_CHALLENGE_
Copy out each line that mentions the word "color".

_STORED DATA_

++++++++

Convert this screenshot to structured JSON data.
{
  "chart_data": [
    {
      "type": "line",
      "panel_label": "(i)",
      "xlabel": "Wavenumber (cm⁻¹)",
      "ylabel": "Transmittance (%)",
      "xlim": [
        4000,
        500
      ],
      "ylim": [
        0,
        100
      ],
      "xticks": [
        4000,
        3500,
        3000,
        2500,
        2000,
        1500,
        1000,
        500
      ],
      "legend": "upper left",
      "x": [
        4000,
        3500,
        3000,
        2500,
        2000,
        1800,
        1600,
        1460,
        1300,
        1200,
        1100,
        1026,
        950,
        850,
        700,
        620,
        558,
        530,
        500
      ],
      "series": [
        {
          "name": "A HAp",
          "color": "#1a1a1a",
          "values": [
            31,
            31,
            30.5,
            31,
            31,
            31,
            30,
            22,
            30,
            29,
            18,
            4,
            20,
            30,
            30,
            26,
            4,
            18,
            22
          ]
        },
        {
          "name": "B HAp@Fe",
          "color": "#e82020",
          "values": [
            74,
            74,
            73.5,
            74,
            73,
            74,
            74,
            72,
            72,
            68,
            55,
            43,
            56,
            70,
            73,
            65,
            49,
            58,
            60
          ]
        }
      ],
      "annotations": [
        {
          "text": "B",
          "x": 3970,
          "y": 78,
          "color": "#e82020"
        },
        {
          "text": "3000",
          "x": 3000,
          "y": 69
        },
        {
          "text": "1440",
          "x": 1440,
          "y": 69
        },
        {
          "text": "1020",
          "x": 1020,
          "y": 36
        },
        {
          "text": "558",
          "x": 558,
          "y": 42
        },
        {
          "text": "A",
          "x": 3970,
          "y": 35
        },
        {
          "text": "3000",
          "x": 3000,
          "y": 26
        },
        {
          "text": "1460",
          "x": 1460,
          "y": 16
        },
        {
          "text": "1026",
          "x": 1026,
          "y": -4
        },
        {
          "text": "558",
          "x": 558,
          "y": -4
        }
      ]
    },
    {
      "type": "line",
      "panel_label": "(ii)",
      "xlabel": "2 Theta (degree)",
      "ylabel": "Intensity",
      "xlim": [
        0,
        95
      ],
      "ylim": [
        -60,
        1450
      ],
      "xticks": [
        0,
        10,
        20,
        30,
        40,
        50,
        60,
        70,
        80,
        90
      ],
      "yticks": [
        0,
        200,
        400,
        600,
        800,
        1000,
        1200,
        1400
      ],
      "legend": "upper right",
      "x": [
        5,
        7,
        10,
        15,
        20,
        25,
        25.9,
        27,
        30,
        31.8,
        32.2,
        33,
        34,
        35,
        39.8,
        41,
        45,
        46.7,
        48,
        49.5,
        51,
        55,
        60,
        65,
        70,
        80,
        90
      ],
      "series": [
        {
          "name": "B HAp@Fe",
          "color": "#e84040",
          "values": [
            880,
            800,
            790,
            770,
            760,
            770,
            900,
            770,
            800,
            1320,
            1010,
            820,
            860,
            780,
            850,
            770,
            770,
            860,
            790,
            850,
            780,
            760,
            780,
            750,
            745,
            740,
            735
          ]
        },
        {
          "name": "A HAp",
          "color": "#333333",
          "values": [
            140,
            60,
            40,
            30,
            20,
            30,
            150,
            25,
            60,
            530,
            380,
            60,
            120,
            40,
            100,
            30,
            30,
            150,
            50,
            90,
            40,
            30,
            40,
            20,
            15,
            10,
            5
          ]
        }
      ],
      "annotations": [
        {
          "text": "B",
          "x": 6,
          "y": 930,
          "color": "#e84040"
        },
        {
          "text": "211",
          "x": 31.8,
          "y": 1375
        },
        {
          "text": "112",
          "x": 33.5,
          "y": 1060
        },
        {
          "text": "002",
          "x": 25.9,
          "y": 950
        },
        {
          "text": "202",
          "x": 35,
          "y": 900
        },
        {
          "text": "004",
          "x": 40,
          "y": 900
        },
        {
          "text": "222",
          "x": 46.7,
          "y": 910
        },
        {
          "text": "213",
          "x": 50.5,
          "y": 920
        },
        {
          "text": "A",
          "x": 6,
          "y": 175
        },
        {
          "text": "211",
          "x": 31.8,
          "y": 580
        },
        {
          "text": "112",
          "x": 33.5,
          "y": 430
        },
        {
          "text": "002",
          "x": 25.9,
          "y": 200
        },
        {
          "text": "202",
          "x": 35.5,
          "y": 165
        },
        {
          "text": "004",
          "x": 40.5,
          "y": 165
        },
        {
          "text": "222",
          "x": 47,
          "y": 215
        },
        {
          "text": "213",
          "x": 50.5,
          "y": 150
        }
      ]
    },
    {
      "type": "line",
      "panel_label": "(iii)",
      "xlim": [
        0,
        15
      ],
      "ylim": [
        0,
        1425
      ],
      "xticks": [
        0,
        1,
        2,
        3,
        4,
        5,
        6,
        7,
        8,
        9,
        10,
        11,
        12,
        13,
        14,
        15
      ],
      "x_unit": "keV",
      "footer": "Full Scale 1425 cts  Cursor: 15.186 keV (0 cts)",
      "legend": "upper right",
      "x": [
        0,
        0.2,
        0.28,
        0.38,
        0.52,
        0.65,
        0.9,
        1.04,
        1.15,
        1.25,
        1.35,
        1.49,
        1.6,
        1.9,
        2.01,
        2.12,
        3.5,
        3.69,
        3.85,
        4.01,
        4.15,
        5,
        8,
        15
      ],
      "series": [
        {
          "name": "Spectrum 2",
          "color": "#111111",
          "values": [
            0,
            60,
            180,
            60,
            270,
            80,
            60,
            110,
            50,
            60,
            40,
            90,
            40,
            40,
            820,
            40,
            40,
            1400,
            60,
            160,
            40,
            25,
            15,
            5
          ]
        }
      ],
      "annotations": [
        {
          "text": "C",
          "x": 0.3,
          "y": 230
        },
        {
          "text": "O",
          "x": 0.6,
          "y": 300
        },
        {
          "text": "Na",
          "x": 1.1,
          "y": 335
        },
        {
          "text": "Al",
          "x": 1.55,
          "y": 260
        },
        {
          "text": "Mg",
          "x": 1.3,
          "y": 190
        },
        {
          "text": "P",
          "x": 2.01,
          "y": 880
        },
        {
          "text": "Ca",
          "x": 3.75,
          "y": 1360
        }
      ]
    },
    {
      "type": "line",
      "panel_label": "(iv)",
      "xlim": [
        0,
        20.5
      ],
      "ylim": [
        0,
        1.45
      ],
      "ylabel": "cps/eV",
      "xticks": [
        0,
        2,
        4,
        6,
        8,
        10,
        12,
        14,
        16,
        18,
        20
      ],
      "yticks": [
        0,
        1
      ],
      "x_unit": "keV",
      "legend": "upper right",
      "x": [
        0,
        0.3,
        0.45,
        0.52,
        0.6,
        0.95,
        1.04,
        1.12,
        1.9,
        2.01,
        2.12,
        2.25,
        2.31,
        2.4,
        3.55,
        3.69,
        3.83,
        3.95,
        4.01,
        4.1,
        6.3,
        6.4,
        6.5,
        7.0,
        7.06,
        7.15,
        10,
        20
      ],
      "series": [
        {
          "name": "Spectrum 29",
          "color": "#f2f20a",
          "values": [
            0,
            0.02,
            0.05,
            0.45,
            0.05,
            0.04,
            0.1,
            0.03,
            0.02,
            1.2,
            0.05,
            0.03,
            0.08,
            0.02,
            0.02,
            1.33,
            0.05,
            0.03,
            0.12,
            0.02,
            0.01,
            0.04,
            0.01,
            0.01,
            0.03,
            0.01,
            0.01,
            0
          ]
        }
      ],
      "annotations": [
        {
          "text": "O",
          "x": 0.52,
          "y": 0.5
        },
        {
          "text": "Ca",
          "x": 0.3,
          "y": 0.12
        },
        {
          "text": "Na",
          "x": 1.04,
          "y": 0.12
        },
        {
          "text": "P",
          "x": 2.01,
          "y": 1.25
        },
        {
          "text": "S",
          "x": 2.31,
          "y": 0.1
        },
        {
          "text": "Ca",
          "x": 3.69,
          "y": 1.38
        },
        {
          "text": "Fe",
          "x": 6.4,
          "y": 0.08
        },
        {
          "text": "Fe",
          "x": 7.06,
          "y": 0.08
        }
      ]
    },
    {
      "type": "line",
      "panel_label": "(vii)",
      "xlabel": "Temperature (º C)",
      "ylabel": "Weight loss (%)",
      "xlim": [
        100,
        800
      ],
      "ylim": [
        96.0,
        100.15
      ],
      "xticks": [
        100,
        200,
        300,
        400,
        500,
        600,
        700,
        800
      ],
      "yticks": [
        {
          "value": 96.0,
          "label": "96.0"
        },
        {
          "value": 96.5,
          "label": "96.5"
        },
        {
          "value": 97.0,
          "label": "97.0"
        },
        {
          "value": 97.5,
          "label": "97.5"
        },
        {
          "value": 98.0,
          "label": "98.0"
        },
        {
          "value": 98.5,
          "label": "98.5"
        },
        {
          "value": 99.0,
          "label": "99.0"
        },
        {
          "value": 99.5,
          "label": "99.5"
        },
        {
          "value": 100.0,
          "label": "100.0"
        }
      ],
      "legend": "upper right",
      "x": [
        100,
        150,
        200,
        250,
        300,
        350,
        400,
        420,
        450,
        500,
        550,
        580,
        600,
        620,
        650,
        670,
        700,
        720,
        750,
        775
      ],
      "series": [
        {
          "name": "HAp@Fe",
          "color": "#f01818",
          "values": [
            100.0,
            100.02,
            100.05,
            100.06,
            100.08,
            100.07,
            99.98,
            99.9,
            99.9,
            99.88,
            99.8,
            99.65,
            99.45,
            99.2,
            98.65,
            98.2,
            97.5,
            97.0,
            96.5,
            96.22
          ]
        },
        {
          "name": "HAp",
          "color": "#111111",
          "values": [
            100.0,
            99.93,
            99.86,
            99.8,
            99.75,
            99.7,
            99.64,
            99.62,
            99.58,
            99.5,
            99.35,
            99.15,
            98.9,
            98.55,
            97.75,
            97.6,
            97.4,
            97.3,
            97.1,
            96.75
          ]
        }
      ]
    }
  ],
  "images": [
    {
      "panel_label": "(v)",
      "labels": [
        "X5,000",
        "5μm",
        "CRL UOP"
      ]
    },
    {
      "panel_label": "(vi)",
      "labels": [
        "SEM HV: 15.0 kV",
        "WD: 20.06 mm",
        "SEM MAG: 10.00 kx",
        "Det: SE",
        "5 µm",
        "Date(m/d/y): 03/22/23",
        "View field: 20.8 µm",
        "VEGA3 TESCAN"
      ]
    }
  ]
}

++++++++

_WORKED SOLUTION_
          "color": "#1a1a1a",
          "color": "#e82020",
          "color": "#e82020"
          "color": "#e84040",
          "color": "#333333",
          "color": "#e84040"
          "color": "#111111",
          "color": "#f2f20a",
          "color": "#f01818",
          "color": "#111111",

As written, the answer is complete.